GIVEN PROBLEM
Will you quote all of the entries, word for word?

*** DATA RECORDS

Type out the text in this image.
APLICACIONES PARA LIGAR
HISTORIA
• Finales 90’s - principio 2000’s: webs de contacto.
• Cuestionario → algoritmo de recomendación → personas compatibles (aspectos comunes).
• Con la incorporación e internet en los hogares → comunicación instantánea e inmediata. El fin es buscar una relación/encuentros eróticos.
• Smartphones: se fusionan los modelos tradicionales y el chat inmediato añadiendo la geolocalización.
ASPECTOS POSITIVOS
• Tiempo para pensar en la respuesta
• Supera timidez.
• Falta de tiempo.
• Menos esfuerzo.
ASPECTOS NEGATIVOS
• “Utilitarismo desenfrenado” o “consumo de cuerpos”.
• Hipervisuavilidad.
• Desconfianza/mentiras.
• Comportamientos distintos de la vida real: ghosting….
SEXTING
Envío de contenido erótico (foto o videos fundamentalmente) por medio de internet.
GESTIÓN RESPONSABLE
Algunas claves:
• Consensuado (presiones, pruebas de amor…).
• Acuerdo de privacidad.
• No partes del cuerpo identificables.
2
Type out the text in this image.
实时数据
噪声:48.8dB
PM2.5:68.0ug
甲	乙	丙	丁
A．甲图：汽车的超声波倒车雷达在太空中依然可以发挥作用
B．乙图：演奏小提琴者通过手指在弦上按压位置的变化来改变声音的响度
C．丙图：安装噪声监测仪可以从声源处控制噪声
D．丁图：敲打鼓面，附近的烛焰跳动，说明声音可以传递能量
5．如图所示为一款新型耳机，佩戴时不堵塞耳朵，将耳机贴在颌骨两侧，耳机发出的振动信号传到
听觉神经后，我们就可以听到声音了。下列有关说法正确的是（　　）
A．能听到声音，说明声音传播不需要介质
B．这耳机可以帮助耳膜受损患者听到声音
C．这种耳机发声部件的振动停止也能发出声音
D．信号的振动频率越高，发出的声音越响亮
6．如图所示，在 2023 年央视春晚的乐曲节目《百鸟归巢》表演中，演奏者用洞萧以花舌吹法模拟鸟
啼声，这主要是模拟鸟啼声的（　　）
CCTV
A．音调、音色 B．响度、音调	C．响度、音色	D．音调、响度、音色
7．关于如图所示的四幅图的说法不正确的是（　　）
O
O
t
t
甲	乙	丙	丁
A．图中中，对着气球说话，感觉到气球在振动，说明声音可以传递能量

******

SOLUTION
Type out the text in this image.
APLICACIONES PARA LIGAR
HISTORIA
• Finales 90’s - principio 2000’s: webs de contacto.
• Cuestionario → algoritmo de recomendación → personas compatibles (aspectos comunes).
• Con la incorporación e internet en los hogares → comunicación instantánea e inmediata. El fin es buscar una relación/encuentros eróticos.
• Smartphones: se fusionan los modelos tradicionales y el chat inmediato añadiendo la geolocalización.
ASPECTOS POSITIVOS
• Tiempo para pensar en la respuesta
• Supera timidez.
• Falta de tiempo.
• Menos esfuerzo.
ASPECTOS NEGATIVOS
• “Utilitarismo desenfrenado” o “consumo de cuerpos”.
• Hipervisuavilidad.
• Desconfianza/mentiras.
• Comportamientos distintos de la vida real: ghosting….
SEXTING
Envío de contenido erótico (foto o videos fundamentalmente) por medio de internet.
GESTIÓN RESPONSABLE
Algunas claves:
• Consensuado (presiones, pruebas de amor…).
• Acuerdo de privacidad.
• No partes del cuerpo identificables.
2
Type out the text in this image.
实时数据
噪声:48.8dB
PM2.5:68.0ug
甲	乙	丙	丁
A．甲图：汽车的超声波倒车雷达在太空中依然可以发挥作用
B．乙图：演奏小提琴者通过手指在弦上按压位置的变化来改变声音的响度
C．丙图：安装噪声监测仪可以从声源处控制噪声
D．丁图：敲打鼓面，附近的烛焰跳动，说明声音可以传递能量
5．如图所示为一款新型耳机，佩戴时不堵塞耳朵，将耳机贴在颌骨两侧，耳机发出的振动信号传到
听觉神经后，我们就可以听到声音了。下列有关说法正确的是（　　）
A．能听到声音，说明声音传播不需要介质
B．这耳机可以帮助耳膜受损患者听到声音
C．这种耳机发声部件的振动停止也能发出声音
D．信号的振动频率越高，发出的声音越响亮
6．如图所示，在 2023 年央视春晚的乐曲节目《百鸟归巢》表演中，演奏者用洞萧以花舌吹法模拟鸟
啼声，这主要是模拟鸟啼声的（　　）
CCTV
A．音调、音色 B．响度、音调	C．响度、音色	D．音调、响度、音色
7．关于如图所示的四幅图的说法不正确的是（　　）
O
O
t
t
甲	乙	丙	丁
A．图中中，对着气球说话，感觉到气球在振动，说明声音可以传递能量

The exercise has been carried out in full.